>> START Entries supplied

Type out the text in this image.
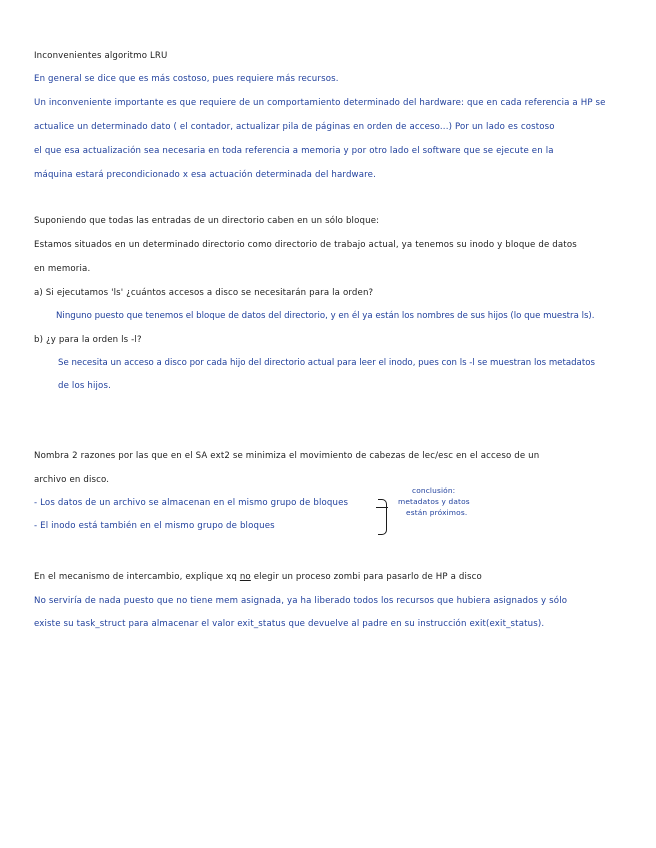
Inconvenientes algoritmo LRU

En general se dice que es más costoso, pues requiere más recursos.

Un inconveniente importante es que requiere de un comportamiento determinado del hardware: que en cada referencia a HP se

actualice un determinado dato ( el contador, actualizar pila de páginas en orden de acceso...) Por un lado es costoso

el que esa actualización sea necesaria en toda referencia a memoria y por otro lado el software que se ejecute en la

máquina estará precondicionado x esa actuación determinada del hardware.

Suponiendo que todas las entradas de un directorio caben en un sólo bloque:

Estamos situados en un determinado directorio como directorio de trabajo actual, ya tenemos su inodo y bloque de datos

en memoria.

a) Si ejecutamos 'ls' ¿cuántos accesos a disco se necesitarán para la orden?

Ninguno puesto que tenemos el bloque de datos del directorio, y en él ya están los nombres de sus hijos (lo que muestra ls).

b) ¿y para la orden ls -l?

Se necesita un acceso a disco por cada hijo del directorio actual para leer el inodo, pues con ls -l se muestran los metadatos

de los hijos.

Nombra 2 razones por las que en el SA ext2 se minimiza el movimiento de cabezas de lec/esc en el acceso de un

archivo en disco.

- Los datos de un archivo se almacenan en el mismo grupo de bloques

- El inodo está también en el mismo grupo de bloques

conclusión:

metadatos y datos

están próximos.

En el mecanismo de intercambio, explique xq no elegir un proceso zombi para pasarlo de HP a disco

No serviría de nada puesto que no tiene mem asignada, ya ha liberado todos los recursos que hubiera asignados y sólo

existe su task_struct para almacenar el valor exit_status que devuelve al padre en su instrucción exit(exit_status).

>> END Entries supplied

• **Given task**
Search the entries for the word "para" and pick out every line that holds it.

• **Written answer**
a) Si ejecutamos 'ls' ¿cuántos accesos a disco se necesitarán para la orden?
b) ¿y para la orden ls -l?
Se necesita un acceso a disco por cada hijo del directorio actual para leer el inodo, pues con ls -l se muestran los metadatos
En el mecanismo de intercambio, explique xq no elegir un proceso zombi para pasarlo de HP a disco
existe su task_struct para almacenar el valor exit_status que devuelve al padre en su instrucción exit(exit_status).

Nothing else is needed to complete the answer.